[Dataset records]
============

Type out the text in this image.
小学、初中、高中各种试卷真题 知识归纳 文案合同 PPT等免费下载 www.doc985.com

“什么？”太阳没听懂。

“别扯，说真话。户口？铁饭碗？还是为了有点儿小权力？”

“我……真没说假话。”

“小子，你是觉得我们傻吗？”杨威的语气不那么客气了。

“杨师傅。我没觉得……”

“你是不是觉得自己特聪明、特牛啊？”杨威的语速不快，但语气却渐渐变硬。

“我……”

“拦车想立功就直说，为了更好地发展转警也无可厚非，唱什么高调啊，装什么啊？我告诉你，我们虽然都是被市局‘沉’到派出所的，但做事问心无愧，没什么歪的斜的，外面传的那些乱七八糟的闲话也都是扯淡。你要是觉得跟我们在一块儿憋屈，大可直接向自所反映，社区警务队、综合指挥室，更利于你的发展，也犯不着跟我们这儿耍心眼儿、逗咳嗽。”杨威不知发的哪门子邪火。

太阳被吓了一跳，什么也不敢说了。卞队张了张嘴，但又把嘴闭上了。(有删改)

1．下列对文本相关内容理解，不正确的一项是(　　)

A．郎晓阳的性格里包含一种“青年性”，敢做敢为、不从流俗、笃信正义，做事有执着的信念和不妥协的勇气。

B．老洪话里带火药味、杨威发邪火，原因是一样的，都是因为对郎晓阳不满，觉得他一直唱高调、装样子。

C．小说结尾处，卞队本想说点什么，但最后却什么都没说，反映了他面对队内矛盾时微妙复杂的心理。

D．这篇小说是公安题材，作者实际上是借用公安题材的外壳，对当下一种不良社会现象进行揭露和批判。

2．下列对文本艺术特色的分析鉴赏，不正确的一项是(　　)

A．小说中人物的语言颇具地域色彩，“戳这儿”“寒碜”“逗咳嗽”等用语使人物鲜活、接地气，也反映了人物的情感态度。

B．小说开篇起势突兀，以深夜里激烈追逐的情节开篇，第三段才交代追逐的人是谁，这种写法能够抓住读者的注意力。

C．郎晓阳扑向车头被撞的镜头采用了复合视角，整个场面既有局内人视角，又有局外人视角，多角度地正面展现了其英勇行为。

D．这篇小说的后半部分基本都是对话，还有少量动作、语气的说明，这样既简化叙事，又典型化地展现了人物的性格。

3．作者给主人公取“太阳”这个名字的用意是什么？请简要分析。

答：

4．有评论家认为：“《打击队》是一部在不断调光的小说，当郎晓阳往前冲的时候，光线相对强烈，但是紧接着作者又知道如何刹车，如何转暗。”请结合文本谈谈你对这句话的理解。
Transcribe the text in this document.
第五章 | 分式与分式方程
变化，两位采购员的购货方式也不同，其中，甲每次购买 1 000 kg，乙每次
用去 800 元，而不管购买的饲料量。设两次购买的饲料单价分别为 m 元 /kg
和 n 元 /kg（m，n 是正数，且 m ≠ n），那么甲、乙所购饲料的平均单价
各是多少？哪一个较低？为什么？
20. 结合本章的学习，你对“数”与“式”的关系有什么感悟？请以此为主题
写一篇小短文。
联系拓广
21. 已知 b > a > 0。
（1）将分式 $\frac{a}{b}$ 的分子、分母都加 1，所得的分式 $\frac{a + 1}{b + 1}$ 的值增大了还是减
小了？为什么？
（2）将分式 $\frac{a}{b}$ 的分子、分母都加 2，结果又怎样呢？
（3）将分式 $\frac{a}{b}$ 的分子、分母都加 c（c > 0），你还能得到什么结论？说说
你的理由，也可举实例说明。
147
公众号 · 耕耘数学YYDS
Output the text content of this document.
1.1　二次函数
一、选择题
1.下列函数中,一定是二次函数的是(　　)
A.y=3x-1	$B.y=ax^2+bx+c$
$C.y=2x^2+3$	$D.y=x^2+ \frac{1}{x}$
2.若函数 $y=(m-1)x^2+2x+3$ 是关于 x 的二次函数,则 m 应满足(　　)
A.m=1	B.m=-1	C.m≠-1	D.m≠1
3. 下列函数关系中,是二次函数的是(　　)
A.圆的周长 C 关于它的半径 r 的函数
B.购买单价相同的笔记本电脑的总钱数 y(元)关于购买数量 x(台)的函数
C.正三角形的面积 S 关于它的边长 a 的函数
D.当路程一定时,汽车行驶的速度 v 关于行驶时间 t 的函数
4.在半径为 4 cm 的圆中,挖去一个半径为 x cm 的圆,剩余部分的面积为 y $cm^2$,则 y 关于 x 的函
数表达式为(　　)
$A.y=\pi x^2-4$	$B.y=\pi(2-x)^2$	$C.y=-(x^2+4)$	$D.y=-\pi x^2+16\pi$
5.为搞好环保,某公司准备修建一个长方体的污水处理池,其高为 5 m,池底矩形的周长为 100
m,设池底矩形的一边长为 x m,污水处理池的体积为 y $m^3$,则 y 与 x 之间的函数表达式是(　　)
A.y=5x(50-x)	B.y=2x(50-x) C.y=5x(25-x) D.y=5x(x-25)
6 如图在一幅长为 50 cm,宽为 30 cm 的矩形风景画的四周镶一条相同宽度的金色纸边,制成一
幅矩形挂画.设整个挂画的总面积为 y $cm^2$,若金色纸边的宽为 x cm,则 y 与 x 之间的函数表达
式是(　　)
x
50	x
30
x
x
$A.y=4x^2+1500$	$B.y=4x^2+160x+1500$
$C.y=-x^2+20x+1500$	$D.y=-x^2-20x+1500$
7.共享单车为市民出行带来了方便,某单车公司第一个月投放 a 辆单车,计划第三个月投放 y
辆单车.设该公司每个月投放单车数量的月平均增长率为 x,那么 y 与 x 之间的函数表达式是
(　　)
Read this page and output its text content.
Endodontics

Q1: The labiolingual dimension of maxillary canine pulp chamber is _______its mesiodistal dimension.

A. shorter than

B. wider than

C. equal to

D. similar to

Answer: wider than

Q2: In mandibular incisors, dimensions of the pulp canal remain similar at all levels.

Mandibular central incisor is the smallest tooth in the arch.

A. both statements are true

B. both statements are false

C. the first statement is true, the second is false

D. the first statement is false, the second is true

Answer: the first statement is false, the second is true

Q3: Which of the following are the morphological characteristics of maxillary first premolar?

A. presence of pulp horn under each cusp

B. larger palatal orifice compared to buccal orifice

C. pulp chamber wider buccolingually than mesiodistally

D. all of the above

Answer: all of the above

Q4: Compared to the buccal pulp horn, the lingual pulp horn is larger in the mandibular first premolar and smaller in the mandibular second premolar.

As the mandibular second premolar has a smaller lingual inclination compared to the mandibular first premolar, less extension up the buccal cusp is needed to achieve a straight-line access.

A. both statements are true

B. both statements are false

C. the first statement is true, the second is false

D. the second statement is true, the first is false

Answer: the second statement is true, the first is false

============

EXERCISE REQUIREMENTS: Using the entries above, return each line in which the word "Answer" occurs.

FULL RESPONSE:
Answer: wider than
Answer: the first statement is false, the second is true
Answer: all of the above
Answer: the second statement is true, the first is false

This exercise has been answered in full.